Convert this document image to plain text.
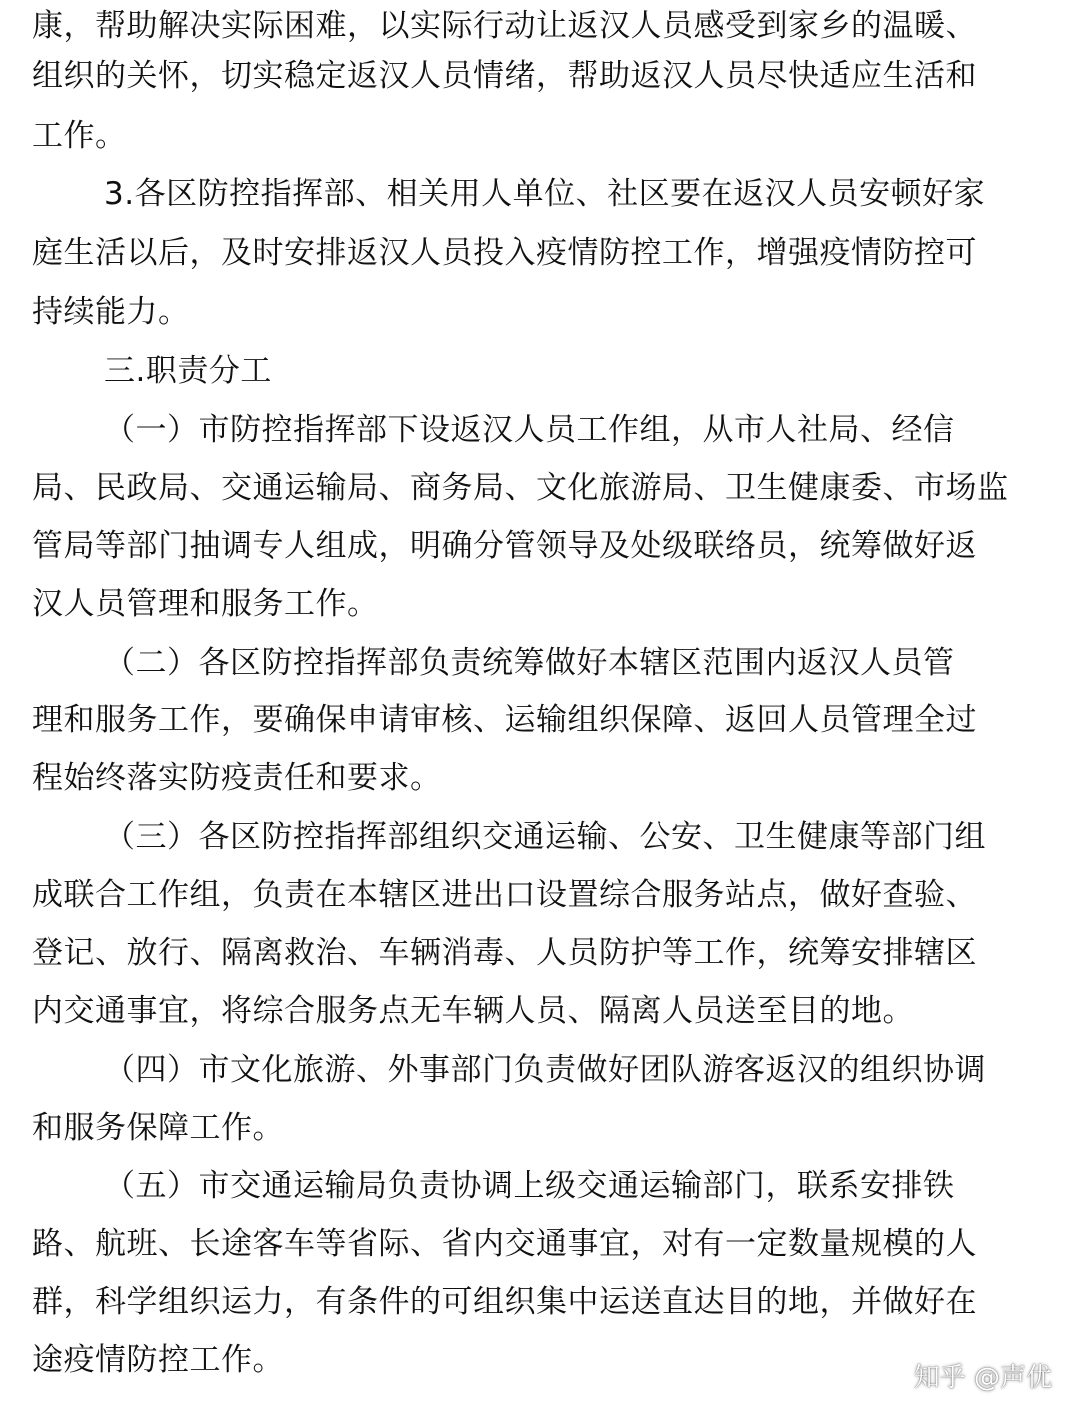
康，帮助解决实际困难，以实际行动让返汉人员感受到家乡的温暖、
组织的关怀，切实稳定返汉人员情绪，帮助返汉人员尽快适应生活和
工作。
3.各区防控指挥部、相关用人单位、社区要在返汉人员安顿好家
庭生活以后，及时安排返汉人员投入疫情防控工作，增强疫情防控可
持续能力。
三.职责分工
（一）市防控指挥部下设返汉人员工作组，从市人社局、经信
局、民政局、交通运输局、商务局、文化旅游局、卫生健康委、市场监
管局等部门抽调专人组成，明确分管领导及处级联络员，统筹做好返
汉人员管理和服务工作。
（二）各区防控指挥部负责统筹做好本辖区范围内返汉人员管
理和服务工作，要确保申请审核、运输组织保障、返回人员管理全过
程始终落实防疫责任和要求。
（三）各区防控指挥部组织交通运输、公安、卫生健康等部门组
成联合工作组，负责在本辖区进出口设置综合服务站点，做好查验、
登记、放行、隔离救治、车辆消毒、人员防护等工作，统筹安排辖区
内交通事宜，将综合服务点无车辆人员、隔离人员送至目的地。
（四）市文化旅游、外事部门负责做好团队游客返汉的组织协调
和服务保障工作。
（五）市交通运输局负责协调上级交通运输部门，联系安排铁
路、航班、长途客车等省际、省内交通事宜，对有一定数量规模的人
群，科学组织运力，有条件的可组织集中运送直达目的地，并做好在
途疫情防控工作。	知乎 @声优
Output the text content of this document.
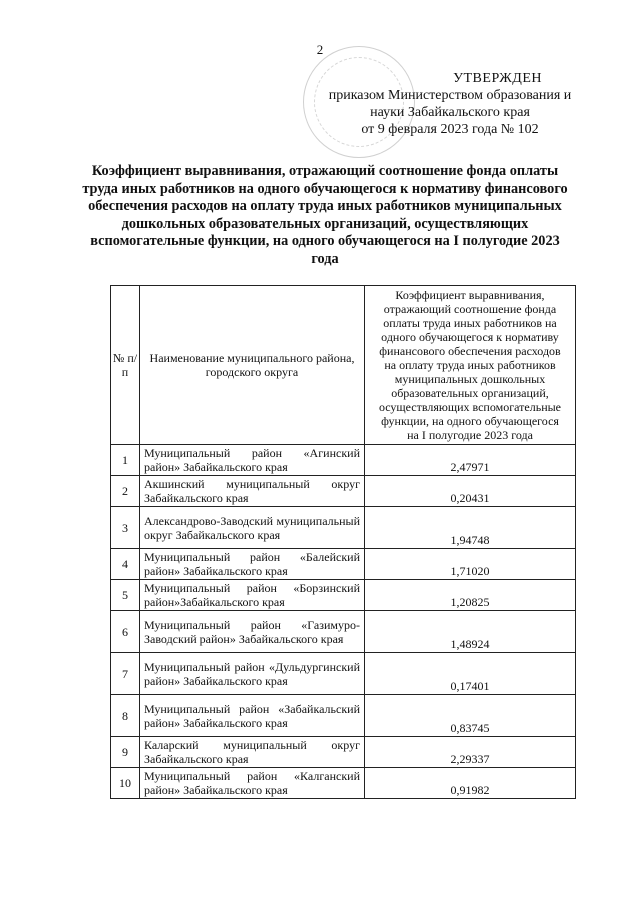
2
УТВЕРЖДЕН
приказом Министерством образования и
науки Забайкальского края
от 9 февраля 2023 года № 102
Коэффициент выравнивания, отражающий соотношение фонда оплаты труда иных работников на одного обучающегося к нормативу финансового обеспечения расходов на оплату труда иных работников муниципальных дошкольных образовательных организаций, осуществляющих вспомогательные функции, на одного обучающегося на I полугодие 2023 года
№ п/п	Наименование муниципального района, городского округа	Коэффициент выравнивания, отражающий соотношение фонда оплаты труда иных работников на одного обучающегося к нормативу финансового обеспечения расходов на оплату труда иных работников муниципальных дошкольных образовательных организаций, осуществляющих вспомогательные функции, на одного обучающегося на I полугодие 2023 года
1	Муниципальный район «Агинский район» Забайкальского края	2,47971
2	Акшинский муниципальный округ Забайкальского края	0,20431
3	Александрово-Заводский муниципальный округ Забайкальского края	1,94748
4	Муниципальный район «Балейский район» Забайкальского края	1,71020
5	Муниципальный район «Борзинский район»Забайкальского края	1,20825
6	Муниципальный район «Газимуро-Заводский район» Забайкальского края	1,48924
7	Муниципальный район «Дульдургинский район» Забайкальского края	0,17401
8	Муниципальный район «Забайкальский район» Забайкальского края	0,83745
9	Каларский муниципальный округ Забайкальского края	2,29337
10	Муниципальный район «Калганский район» Забайкальского края	0,91982
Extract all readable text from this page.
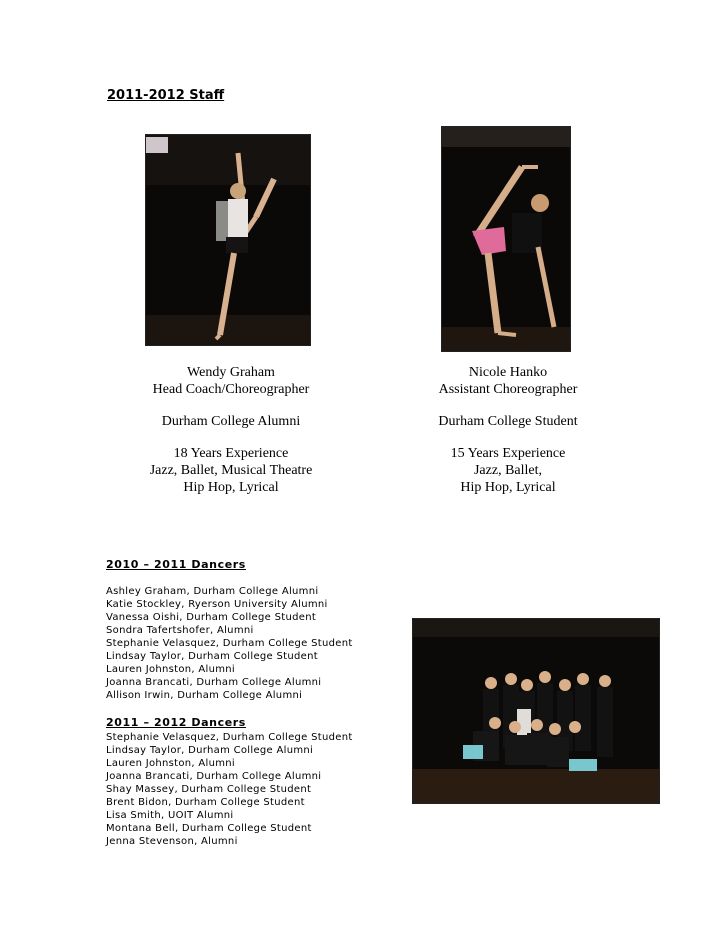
2011-2012 Staff
Wendy Graham
Head Coach/Choreographer
Durham College Alumni
18 Years Experience
Jazz, Ballet, Musical Theatre
Hip Hop, Lyrical
Nicole Hanko
Assistant Choreographer
Durham College Student
15 Years Experience
Jazz, Ballet,
Hip Hop, Lyrical
2010 – 2011 Dancers
Ashley Graham, Durham College Alumni
Katie Stockley, Ryerson University Alumni
Vanessa Oishi, Durham College Student
Sondra Tafertshofer, Alumni
Stephanie Velasquez, Durham College Student
Lindsay Taylor, Durham College Student
Lauren Johnston, Alumni
Joanna Brancati, Durham College Alumni
Allison Irwin, Durham College Alumni
2011 – 2012 Dancers
Stephanie Velasquez, Durham College Student
Lindsay Taylor, Durham College Alumni
Lauren Johnston, Alumni
Joanna Brancati, Durham College Alumni
Shay Massey, Durham College Student
Brent Bidon, Durham College Student
Lisa Smith, UOIT Alumni
Montana Bell, Durham College Student
Jenna Stevenson, Alumni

Aim. Write out all the records again, exactly, minus any pictures.

Solution.
Convert this document image to plain text.
康，帮助解决实际困难，以实际行动让返汉人员感受到家乡的温暖、
组织的关怀，切实稳定返汉人员情绪，帮助返汉人员尽快适应生活和
工作。
3.各区防控指挥部、相关用人单位、社区要在返汉人员安顿好家
庭生活以后，及时安排返汉人员投入疫情防控工作，增强疫情防控可
持续能力。
三.职责分工
（一）市防控指挥部下设返汉人员工作组，从市人社局、经信
局、民政局、交通运输局、商务局、文化旅游局、卫生健康委、市场监
管局等部门抽调专人组成，明确分管领导及处级联络员，统筹做好返
汉人员管理和服务工作。
（二）各区防控指挥部负责统筹做好本辖区范围内返汉人员管
理和服务工作，要确保申请审核、运输组织保障、返回人员管理全过
程始终落实防疫责任和要求。
（三）各区防控指挥部组织交通运输、公安、卫生健康等部门组
成联合工作组，负责在本辖区进出口设置综合服务站点，做好查验、
登记、放行、隔离救治、车辆消毒、人员防护等工作，统筹安排辖区
内交通事宜，将综合服务点无车辆人员、隔离人员送至目的地。
（四）市文化旅游、外事部门负责做好团队游客返汉的组织协调
和服务保障工作。
（五）市交通运输局负责协调上级交通运输部门，联系安排铁
路、航班、长途客车等省际、省内交通事宜，对有一定数量规模的人
群，科学组织运力，有条件的可组织集中运送直达目的地，并做好在
途疫情防控工作。	知乎 @声优
Output the text content of this document.
2
УТВЕРЖДЕН
приказом Министерством образования и
науки Забайкальского края
от 9 февраля 2023 года № 102
Коэффициент выравнивания, отражающий соотношение фонда оплаты труда иных работников на одного обучающегося к нормативу финансового обеспечения расходов на оплату труда иных работников муниципальных дошкольных образовательных организаций, осуществляющих вспомогательные функции, на одного обучающегося на I полугодие 2023 года
№ п/п	Наименование муниципального района, городского округа	Коэффициент выравнивания, отражающий соотношение фонда оплаты труда иных работников на одного обучающегося к нормативу финансового обеспечения расходов на оплату труда иных работников муниципальных дошкольных образовательных организаций, осуществляющих вспомогательные функции, на одного обучающегося на I полугодие 2023 года
1	Муниципальный район «Агинский район» Забайкальского края	2,47971
2	Акшинский муниципальный округ Забайкальского края	0,20431
3	Александрово-Заводский муниципальный округ Забайкальского края	1,94748
4	Муниципальный район «Балейский район» Забайкальского края	1,71020
5	Муниципальный район «Борзинский район»Забайкальского края	1,20825
6	Муниципальный район «Газимуро-Заводский район» Забайкальского края	1,48924
7	Муниципальный район «Дульдургинский район» Забайкальского края	0,17401
8	Муниципальный район «Забайкальский район» Забайкальского края	0,83745
9	Каларский муниципальный округ Забайкальского края	2,29337
10	Муниципальный район «Калганский район» Забайкальского края	0,91982
Extract all readable text from this page.
2011-2012 Staff
Wendy Graham
Head Coach/Choreographer
Durham College Alumni
18 Years Experience
Jazz, Ballet, Musical Theatre
Hip Hop, Lyrical
Nicole Hanko
Assistant Choreographer
Durham College Student
15 Years Experience
Jazz, Ballet,
Hip Hop, Lyrical
2010 – 2011 Dancers
Ashley Graham, Durham College Alumni
Katie Stockley, Ryerson University Alumni
Vanessa Oishi, Durham College Student
Sondra Tafertshofer, Alumni
Stephanie Velasquez, Durham College Student
Lindsay Taylor, Durham College Student
Lauren Johnston, Alumni
Joanna Brancati, Durham College Alumni
Allison Irwin, Durham College Alumni
2011 – 2012 Dancers
Stephanie Velasquez, Durham College Student
Lindsay Taylor, Durham College Alumni
Lauren Johnston, Alumni
Joanna Brancati, Durham College Alumni
Shay Massey, Durham College Student
Brent Bidon, Durham College Student
Lisa Smith, UOIT Alumni
Montana Bell, Durham College Student
Jenna Stevenson, Alumni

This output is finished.